2 minutes ago, Da Xue said:

I don't have armbian monitor but heres the results with the CPU set to 1680MHz and the DDR set to 2108MHz.

Thank you! Just to interpret the sysbench numbers: Which distro do you use, I need output from 'lsb_release -c' and 'file /usr/bin/sysbench'.

Da Xue · November 6, 2017

Just now, tkaiser said:

Thank you! Just to interpret the sysbench numbers: Which distro do you use, I need output from 'lsb_release -c' and 'file /usr/bin/sysbench'.

ubuntu xenial

/usr/bin/sysbench: ELF 64-bit LSB executable, ARM aarch64, version 1 (SYSV), dynamically linked, interpreter /lib/ld-linux-aarch64.so.1, for GNU/Linux 3.7.0, BuildID[sha1]=01b3ec2b7f6a203ed

This is just a boostrapped ubuntu image with the kernel on github.

Da Xue · November 6, 2017

No matter what I change the clock speed to in uboot to populate the PSCI, it will always say 1512 in the sys frequencies.

tkaiser · November 6, 2017

6 minutes ago, Da Xue said:

No matter what I change the clock speed to in uboot to populate the PSCI, it will always say 1512 in the sys frequencies

And according to sysbench it's even slightly lower (more like 1470 MHz but that is pretty close to the reported 1512 MHz). In other words: too early to do any benchmarking now

Da Xue · November 6, 2017

No matter what I change the clock speed tables to in uboot to populate the PSCI, it will always say 1512MHz in the sysfs frequencies. I think the A53 cores with crypto extensions perform slightly slower than their non-crypto counterparts in generic workloads.

7 minutes ago, tkaiser said:

And according to sysbench it's even slightly lower (more like 1470 MHz but that is pretty close to the reported 1512 MHz). In other words: too early to do any benchmarking now

Mind you that I am running this at 1680MHz and not 1512MHz for those numbers. The stock numbers are slower but not proportionally. The gains from anything over 1584MHz are very small if not negative.

tkaiser · November 6, 2017

5 minutes ago, Da Xue said:

I think the A53 cores with crypto extensions perform slightly slower than their non-crypto counterparts in generic workloads.

At least I found no evidence for this. What about the output from

find /sys -name "scaling_available_frequencies"
cat /sys/devices/system/cpu/cpu0/cpufreq/stats/time_in_state

The sysbench numbers you generated indicate that the SoC's real clockspeed is slightly lower than 1.5GHz (the only good use case for sysbench since not depending on external memory bandwidth/latency). But we know from the past that 2 SoC vendors are cheating on us: Amlogic reporting bogus stuff through sysfs interface and same with RPi folks (where the same happens on RPi 2 and 3).

Da Xue · November 6, 2017

The scaling_available_frequencies are bogus and is hard coded in the trusted firmware so I have no visibility to the exact speed. It always reports 1512. I am not getting this node: /sys/devices/system/cpu/cpu0/cpufreq/stats/time_in_state. Do I have to enable a module? I am running numbers now for 1584/1056.

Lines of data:

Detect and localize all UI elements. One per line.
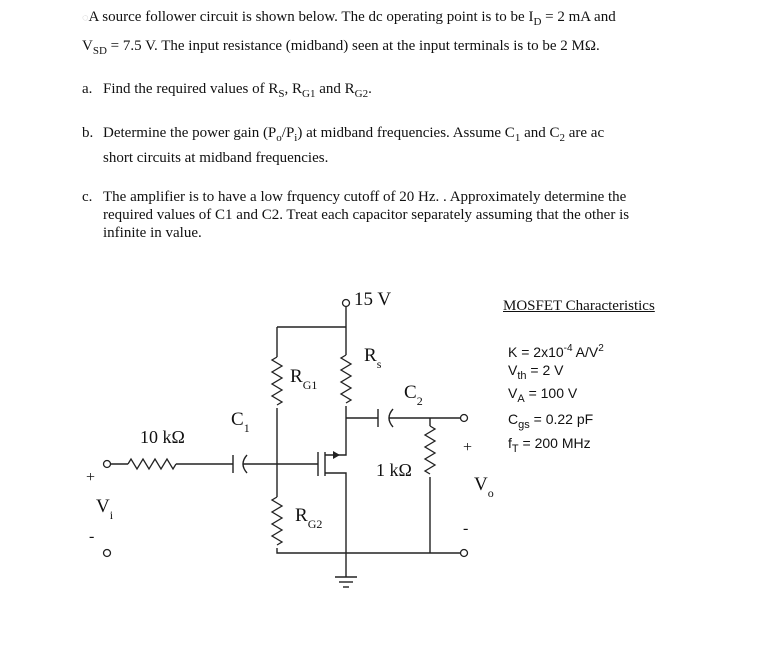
- load-resistor-label: 1 kΩ: [376, 460, 412, 480]
- input-plus-sign: +: [86, 469, 96, 486]
- c2-label: $C_2$: [404, 382, 423, 408]
- mosfet-arrow-icon: [333, 451, 340, 459]
- output-minus-sign: -: [463, 520, 469, 537]
- rs-resistor: [341, 355, 351, 403]
- output-terminal-negative: [461, 550, 468, 557]
- vo-label: $V_o$: [474, 474, 494, 500]
- rg1-label: $R_{G1}$: [290, 366, 318, 392]
- input-minus-sign: -: [89, 528, 95, 545]
- source-resistor: [128, 459, 176, 469]
- mosfet-source-lead: [325, 418, 346, 455]
- part-c-text-line-1: The amplifier is to have a low frquency cutoff of 20 Hz. . Approximately determine the: [103, 189, 627, 205]
- top-rail-wire: [277, 306, 346, 357]
- supply-terminal: [343, 300, 350, 307]
- part-c-label: c.: [82, 189, 93, 205]
- mosfet-cgs-value: $C_{gs} = 0.22$ pF: [508, 411, 594, 431]
- output-plus-sign: +: [463, 439, 473, 456]
- part-c-text-line-3: infinite in value.: [103, 225, 202, 241]
- mosfet-ft-value: $f_T = 200$ MHz: [508, 435, 591, 455]
- part-a-label: a.: [82, 81, 93, 97]
- part-a-text: Find the required values of $R_S$, $R_{G1}$ and $R_{G2}$.: [103, 81, 372, 100]
- part-c-text-line-2: required values of C1 and C2. Treat each capacitor separately assuming that the other is: [103, 207, 630, 223]
- mosfet-k-value: $K = 2x10^{-4}$ $A/V^2$: [508, 343, 604, 360]
- part-b-text: Determine the power gain $(P_o/P_i)$ at midband frequencies. Assume $C_1$ and $C_2$ are ac: [103, 125, 605, 144]
- vi-label: $V_i$: [96, 496, 114, 522]
- mosfet-drain-lead: [325, 473, 346, 553]
- rg2-bottom-wire: [277, 548, 346, 553]
- load-resistor: [425, 426, 435, 474]
- input-terminal-positive: [104, 461, 111, 468]
- mosfet-characteristics-title: MOSFET Characteristics: [503, 298, 655, 314]
- output-ground-wire: [346, 477, 461, 553]
- part-b-text-line-2: short circuits at midband frequencies.: [103, 150, 329, 166]
- intro-line-2: $V_{SD} = 7.5$ V. The input resistance (midband) seen at the input terminals is to be 2 MΩ.: [82, 38, 600, 57]
- ground-icon: [335, 577, 357, 587]
- copy-marker-icon: ◌: [82, 12, 89, 24]
- rs-label: $R_s$: [364, 345, 382, 371]
- intro-line-1: ◌A source follower circuit is shown below. The dc operating point is to be $I_D = 2$ mA and: [82, 9, 616, 28]
- mosfet-va-value: $V_A = 100$ V: [508, 385, 578, 405]
- source-resistor-label: 10 kΩ: [140, 427, 185, 447]
- c1-label: $C_1$: [231, 409, 250, 435]
- rg2-resistor: [272, 497, 282, 545]
- supply-voltage-label: 15 V: [354, 289, 392, 310]
- input-terminal-negative: [104, 550, 111, 557]
- mosfet-vth-value: $V_{th} = 2$ V: [508, 362, 564, 382]
- output-terminal-positive: [461, 415, 468, 422]
- rg1-resistor: [272, 357, 282, 405]
- part-b-label: b.: [82, 125, 94, 141]
- rg2-label: $R_{G2}$: [295, 505, 323, 531]
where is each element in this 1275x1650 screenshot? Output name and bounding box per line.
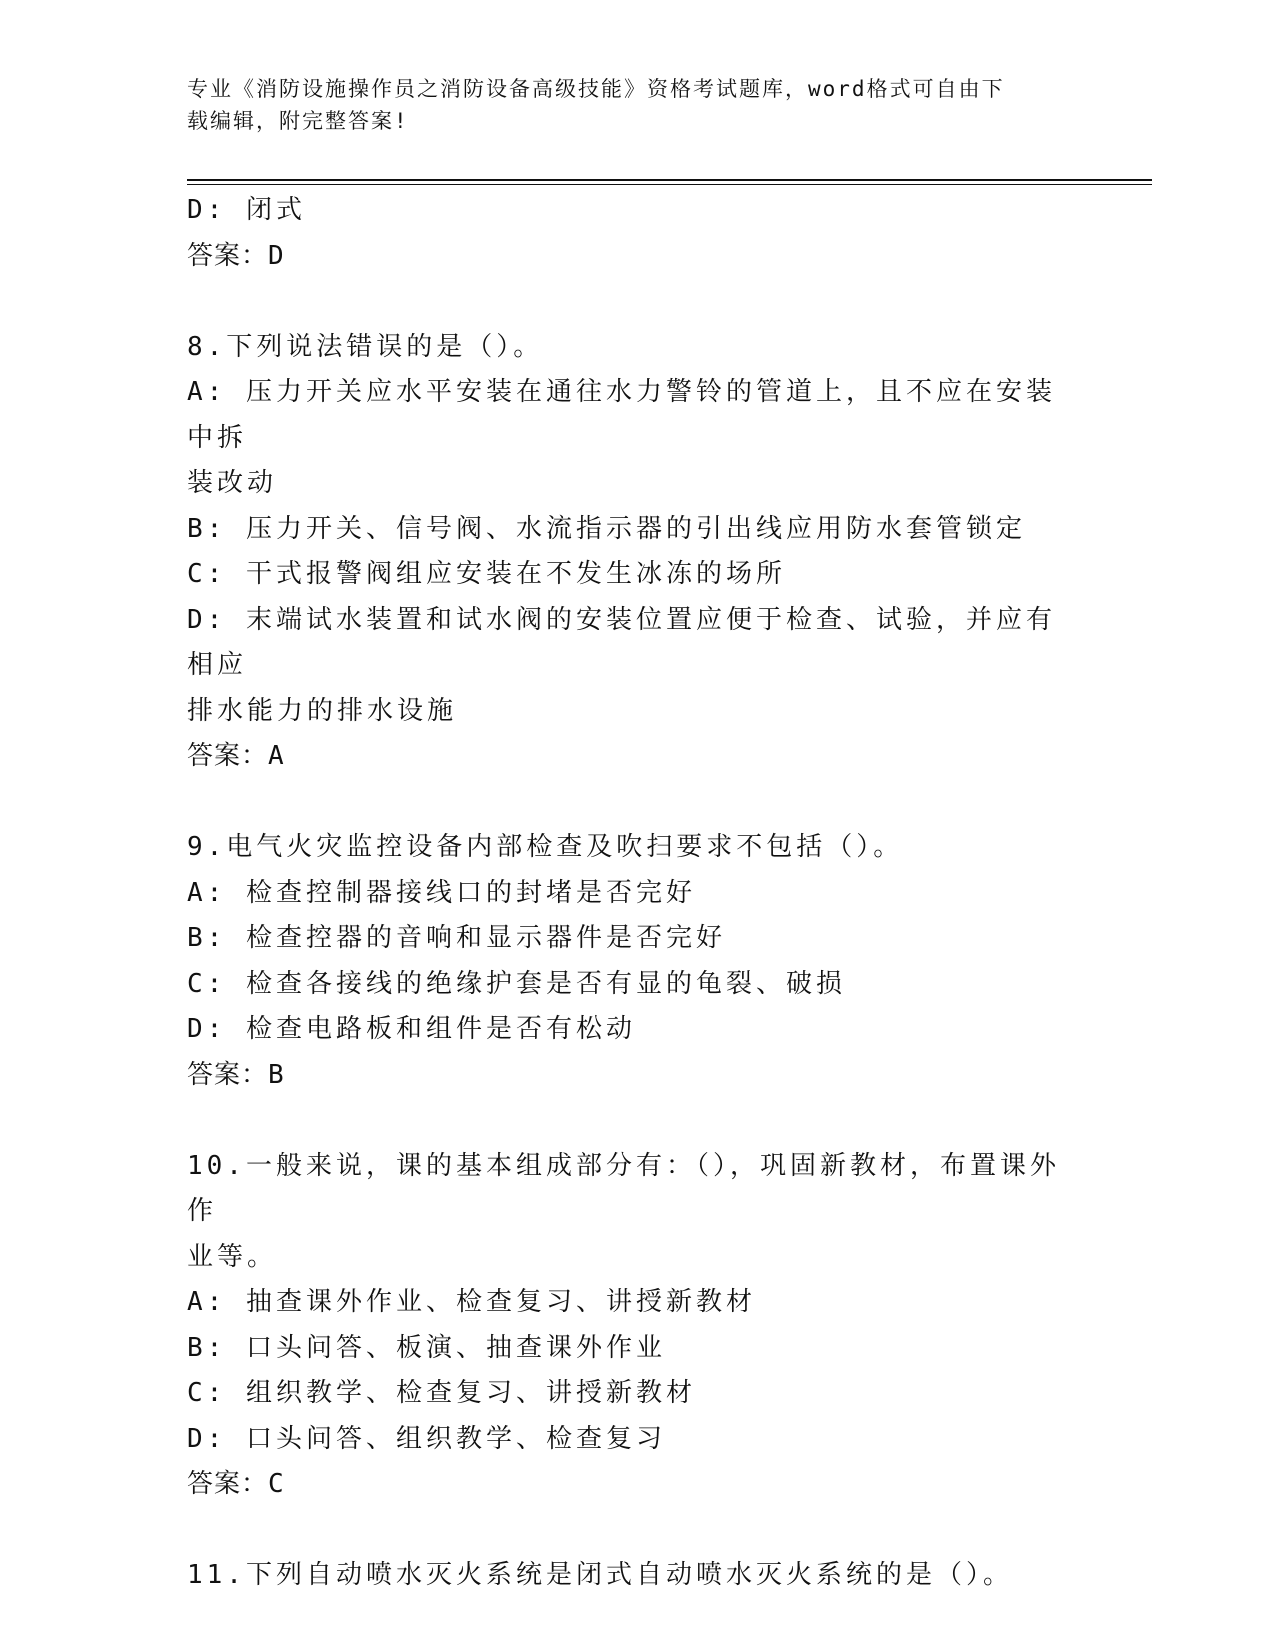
answer: 答案：D [187,240,285,271]
option-a: A: 检查控制器接线口的封堵是否完好 [187,877,696,908]
option-c: C: 检查各接线的绝缘护套是否有显的龟裂、破损 [187,968,846,999]
question-10 [187,1144,1077,1508]
answer: 答案：C [187,1469,285,1499]
question-text: 9.电气火灾监控设备内部检查及吹扫要求不包括（）。 [187,832,904,862]
option-c: C: 干式报警阀组应安装在不发生冰冻的场所 [187,559,786,589]
spacer [187,1508,1077,1554]
option-a: A: 抽查课外作业、检查复习、讲授新教材 [187,1287,756,1317]
option-d-line-2: 排水能力的排水设施 [187,695,458,726]
question-8 [187,325,1077,780]
option-b: B: 口头问答、板演、抽查课外作业 [187,1332,666,1363]
question-text: 8.下列说法错误的是（）。 [187,331,544,362]
question-9 [187,825,1077,1098]
question-11 [187,1553,1077,1599]
question-7-carryover [187,188,1077,279]
option-d-line-1: D: 末端试水装置和试水阀的安装位置应便于检查、试验，并应有相应 [187,604,1056,680]
option-d: D: 检查电路板和组件是否有松动 [187,1014,636,1044]
option-a-line-1: A: 压力开关应水平安装在通往水力警铃的管道上，且不应在安装中拆 [187,377,1056,453]
option-b: B: 压力开关、信号阀、水流指示器的引出线应用防水套管锁定 [187,513,1026,544]
header-divider-thick [187,179,1152,181]
header-title-line-1: 专业《消防设施操作员之消防设备高级技能》资格考试题库，word格式可自由下 [187,77,1005,101]
header-title-line-2: 载编辑，附完整答案! [187,109,409,133]
option-d: D: 闭式 [187,195,306,225]
option-d: D: 口头问答、组织教学、检查复习 [187,1423,666,1454]
answer: 答案：A [187,741,285,771]
document-header [187,73,1067,137]
question-text-line-2: 业等。 [187,1241,278,1272]
spacer [187,780,1077,826]
option-c: C: 组织教学、检查复习、讲授新教材 [187,1378,696,1408]
document-body [187,188,1077,1599]
question-text: 11.下列自动喷水灭火系统是闭式自动喷水灭火系统的是（）。 [187,1560,1013,1590]
answer: 答案：B [187,1059,285,1090]
question-text-line-1: 10.一般来说，课的基本组成部分有：（），巩固新教材，布置课外作 [187,1150,1060,1226]
spacer [187,279,1077,325]
header-divider-thin [187,184,1152,185]
spacer [187,1098,1077,1144]
option-a-line-2: 装改动 [187,468,278,498]
option-b: B: 检查控器的音响和显示器件是否完好 [187,923,726,953]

■ Given problem 1: In the forum thread, what CPU clock speed was Da Xue running at for the posted sysbench numbers?
■ Given problem 2: Echo the stretch of the forum thread from "Just now, tkaiser" through "kernel on github.".

■ Correct answer 1: 1680MHz

■ Correct answer 2:
Just now, tkaiser said:

Thank you! Just to interpret the sysbench numbers: Which distro do you use, I need output from 'lsb_release -c' and 'file /usr/bin/sysbench'.

ubuntu xenial

/usr/bin/sysbench: ELF 64-bit LSB executable, ARM aarch64, version 1 (SYSV), dynamically linked, interpreter /lib/ld-linux-aarch64.so.1, for GNU/Linux 3.7.0, BuildID[sha1]=01b3ec2b7f6a203ed

This is just a boostrapped ubuntu image with the kernel on github.